■ **Entries from a visual dataset**:
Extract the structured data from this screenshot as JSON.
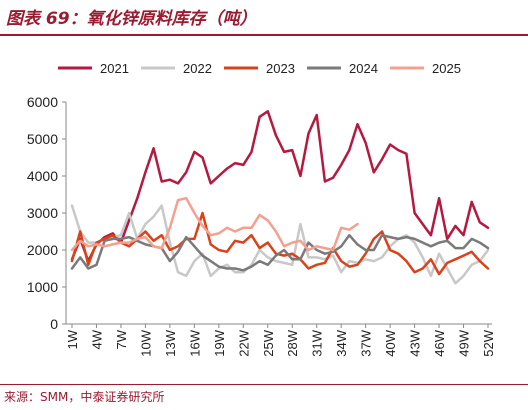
{
  "header": {
    "title": "图表 69：氧化锌原料库存（吨）"
  },
  "footer": {
    "source": "来源：SMM，中泰证券研究所"
  },
  "chart_data": {
    "type": "line",
    "title": "图表 69：氧化锌原料库存（吨）",
    "xlabel": "",
    "ylabel": "",
    "ylim": [
      0,
      6000
    ],
    "yticks": [
      0,
      1000,
      2000,
      3000,
      4000,
      5000,
      6000
    ],
    "x_tick_labels": [
      "1W",
      "4W",
      "7W",
      "10W",
      "13W",
      "16W",
      "19W",
      "22W",
      "25W",
      "28W",
      "31W",
      "34W",
      "37W",
      "40W",
      "43W",
      "46W",
      "49W",
      "52W"
    ],
    "x_tick_weeks": [
      1,
      4,
      7,
      10,
      13,
      16,
      19,
      22,
      25,
      28,
      31,
      34,
      37,
      40,
      43,
      46,
      49,
      52
    ],
    "x": [
      1,
      2,
      3,
      4,
      5,
      6,
      7,
      8,
      9,
      10,
      11,
      12,
      13,
      14,
      15,
      16,
      17,
      18,
      19,
      20,
      21,
      22,
      23,
      24,
      25,
      26,
      27,
      28,
      29,
      30,
      31,
      32,
      33,
      34,
      35,
      36,
      37,
      38,
      39,
      40,
      41,
      42,
      43,
      44,
      45,
      46,
      47,
      48,
      49,
      50,
      51,
      52
    ],
    "grid": false,
    "legend_position": "top",
    "series": [
      {
        "name": "2021",
        "color": "#b5193f",
        "width": 2.5,
        "values": [
          1750,
          2300,
          1700,
          2150,
          2350,
          2450,
          2200,
          2800,
          3400,
          4100,
          4750,
          3850,
          3900,
          3800,
          4100,
          4650,
          4500,
          3800,
          4000,
          4200,
          4350,
          4300,
          4650,
          5600,
          5750,
          5100,
          4650,
          4700,
          4000,
          5150,
          5650,
          3850,
          3950,
          4300,
          4700,
          5400,
          4900,
          4100,
          4450,
          4850,
          4700,
          4600,
          3000,
          2700,
          2400,
          3400,
          2300,
          2650,
          2400,
          3300,
          2750,
          2600
        ]
      },
      {
        "name": "2022",
        "color": "#c8c8c8",
        "width": 2.5,
        "values": [
          3200,
          2500,
          2200,
          2200,
          2300,
          2350,
          2400,
          3000,
          2300,
          2700,
          2900,
          3200,
          2200,
          1400,
          1300,
          1700,
          1900,
          1300,
          1500,
          1600,
          1400,
          1400,
          1600,
          2000,
          1800,
          1700,
          1650,
          1600,
          2700,
          1800,
          1800,
          1750,
          1850,
          1400,
          1700,
          1650,
          1750,
          1700,
          1800,
          2100,
          2300,
          2400,
          2200,
          1800,
          1300,
          1900,
          1500,
          1100,
          1300,
          1600,
          1700,
          2000
        ]
      },
      {
        "name": "2023",
        "color": "#d8431c",
        "width": 2.5,
        "values": [
          1700,
          2500,
          1600,
          2200,
          2300,
          2400,
          2200,
          2100,
          2300,
          2500,
          2250,
          2400,
          2000,
          2100,
          2300,
          2300,
          3000,
          2150,
          2000,
          1950,
          2250,
          2200,
          2400,
          2050,
          2200,
          1900,
          1850,
          1900,
          1750,
          1500,
          1600,
          1650,
          2050,
          1700,
          1550,
          1600,
          1900,
          2300,
          2500,
          2000,
          1900,
          1700,
          1400,
          1500,
          1750,
          1350,
          1650,
          1750,
          1850,
          1950,
          1700,
          1500
        ]
      },
      {
        "name": "2024",
        "color": "#7a7a7a",
        "width": 2.5,
        "values": [
          1500,
          1800,
          1500,
          1600,
          2250,
          2300,
          2300,
          2350,
          2250,
          2150,
          2100,
          2050,
          1700,
          1950,
          2350,
          2100,
          1850,
          1700,
          1550,
          1500,
          1500,
          1450,
          1550,
          1700,
          1600,
          1850,
          2000,
          1750,
          1750,
          2200,
          2000,
          1900,
          1950,
          2100,
          2400,
          2150,
          2000,
          2000,
          2400,
          2350,
          2300,
          2350,
          2300,
          2200,
          2100,
          2200,
          2250,
          2050,
          2050,
          2300,
          2200,
          2050
        ]
      },
      {
        "name": "2025",
        "color": "#f4a090",
        "width": 2.5,
        "values": [
          2000,
          2250,
          2100,
          2150,
          2100,
          2150,
          2200,
          2200,
          2300,
          2350,
          2100,
          2050,
          2600,
          3350,
          3400,
          3000,
          2650,
          2400,
          2450,
          2600,
          2500,
          2600,
          2600,
          2950,
          2800,
          2500,
          2100,
          2200,
          2250,
          2000,
          2100,
          2050,
          2000,
          2600,
          2550,
          2700,
          null,
          null,
          null,
          null,
          null,
          null,
          null,
          null,
          null,
          null,
          null,
          null,
          null,
          null,
          null,
          null
        ]
      }
    ]
  }
}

■ **SET TASK**: Copy every line of the data exactly as written, excluding the pictures.

■ **ANSWER FOR THIS EXERCISE**:
Extract the structured data from this screenshot as JSON.
{
  "header": {
    "title": "图表 69：氧化锌原料库存（吨）"
  },
  "footer": {
    "source": "来源：SMM，中泰证券研究所"
  },
  "chart_data": {
    "type": "line",
    "title": "图表 69：氧化锌原料库存（吨）",
    "xlabel": "",
    "ylabel": "",
    "ylim": [
      0,
      6000
    ],
    "yticks": [
      0,
      1000,
      2000,
      3000,
      4000,
      5000,
      6000
    ],
    "x_tick_labels": [
      "1W",
      "4W",
      "7W",
      "10W",
      "13W",
      "16W",
      "19W",
      "22W",
      "25W",
      "28W",
      "31W",
      "34W",
      "37W",
      "40W",
      "43W",
      "46W",
      "49W",
      "52W"
    ],
    "x_tick_weeks": [
      1,
      4,
      7,
      10,
      13,
      16,
      19,
      22,
      25,
      28,
      31,
      34,
      37,
      40,
      43,
      46,
      49,
      52
    ],
    "x": [
      1,
      2,
      3,
      4,
      5,
      6,
      7,
      8,
      9,
      10,
      11,
      12,
      13,
      14,
      15,
      16,
      17,
      18,
      19,
      20,
      21,
      22,
      23,
      24,
      25,
      26,
      27,
      28,
      29,
      30,
      31,
      32,
      33,
      34,
      35,
      36,
      37,
      38,
      39,
      40,
      41,
      42,
      43,
      44,
      45,
      46,
      47,
      48,
      49,
      50,
      51,
      52
    ],
    "grid": false,
    "legend_position": "top",
    "series": [
      {
        "name": "2021",
        "color": "#b5193f",
        "width": 2.5,
        "values": [
          1750,
          2300,
          1700,
          2150,
          2350,
          2450,
          2200,
          2800,
          3400,
          4100,
          4750,
          3850,
          3900,
          3800,
          4100,
          4650,
          4500,
          3800,
          4000,
          4200,
          4350,
          4300,
          4650,
          5600,
          5750,
          5100,
          4650,
          4700,
          4000,
          5150,
          5650,
          3850,
          3950,
          4300,
          4700,
          5400,
          4900,
          4100,
          4450,
          4850,
          4700,
          4600,
          3000,
          2700,
          2400,
          3400,
          2300,
          2650,
          2400,
          3300,
          2750,
          2600
        ]
      },
      {
        "name": "2022",
        "color": "#c8c8c8",
        "width": 2.5,
        "values": [
          3200,
          2500,
          2200,
          2200,
          2300,
          2350,
          2400,
          3000,
          2300,
          2700,
          2900,
          3200,
          2200,
          1400,
          1300,
          1700,
          1900,
          1300,
          1500,
          1600,
          1400,
          1400,
          1600,
          2000,
          1800,
          1700,
          1650,
          1600,
          2700,
          1800,
          1800,
          1750,
          1850,
          1400,
          1700,
          1650,
          1750,
          1700,
          1800,
          2100,
          2300,
          2400,
          2200,
          1800,
          1300,
          1900,
          1500,
          1100,
          1300,
          1600,
          1700,
          2000
        ]
      },
      {
        "name": "2023",
        "color": "#d8431c",
        "width": 2.5,
        "values": [
          1700,
          2500,
          1600,
          2200,
          2300,
          2400,
          2200,
          2100,
          2300,
          2500,
          2250,
          2400,
          2000,
          2100,
          2300,
          2300,
          3000,
          2150,
          2000,
          1950,
          2250,
          2200,
          2400,
          2050,
          2200,
          1900,
          1850,
          1900,
          1750,
          1500,
          1600,
          1650,
          2050,
          1700,
          1550,
          1600,
          1900,
          2300,
          2500,
          2000,
          1900,
          1700,
          1400,
          1500,
          1750,
          1350,
          1650,
          1750,
          1850,
          1950,
          1700,
          1500
        ]
      },
      {
        "name": "2024",
        "color": "#7a7a7a",
        "width": 2.5,
        "values": [
          1500,
          1800,
          1500,
          1600,
          2250,
          2300,
          2300,
          2350,
          2250,
          2150,
          2100,
          2050,
          1700,
          1950,
          2350,
          2100,
          1850,
          1700,
          1550,
          1500,
          1500,
          1450,
          1550,
          1700,
          1600,
          1850,
          2000,
          1750,
          1750,
          2200,
          2000,
          1900,
          1950,
          2100,
          2400,
          2150,
          2000,
          2000,
          2400,
          2350,
          2300,
          2350,
          2300,
          2200,
          2100,
          2200,
          2250,
          2050,
          2050,
          2300,
          2200,
          2050
        ]
      },
      {
        "name": "2025",
        "color": "#f4a090",
        "width": 2.5,
        "values": [
          2000,
          2250,
          2100,
          2150,
          2100,
          2150,
          2200,
          2200,
          2300,
          2350,
          2100,
          2050,
          2600,
          3350,
          3400,
          3000,
          2650,
          2400,
          2450,
          2600,
          2500,
          2600,
          2600,
          2950,
          2800,
          2500,
          2100,
          2200,
          2250,
          2000,
          2100,
          2050,
          2000,
          2600,
          2550,
          2700,
          null,
          null,
          null,
          null,
          null,
          null,
          null,
          null,
          null,
          null,
          null,
          null,
          null,
          null,
          null,
          null
        ]
      }
    ]
  }
}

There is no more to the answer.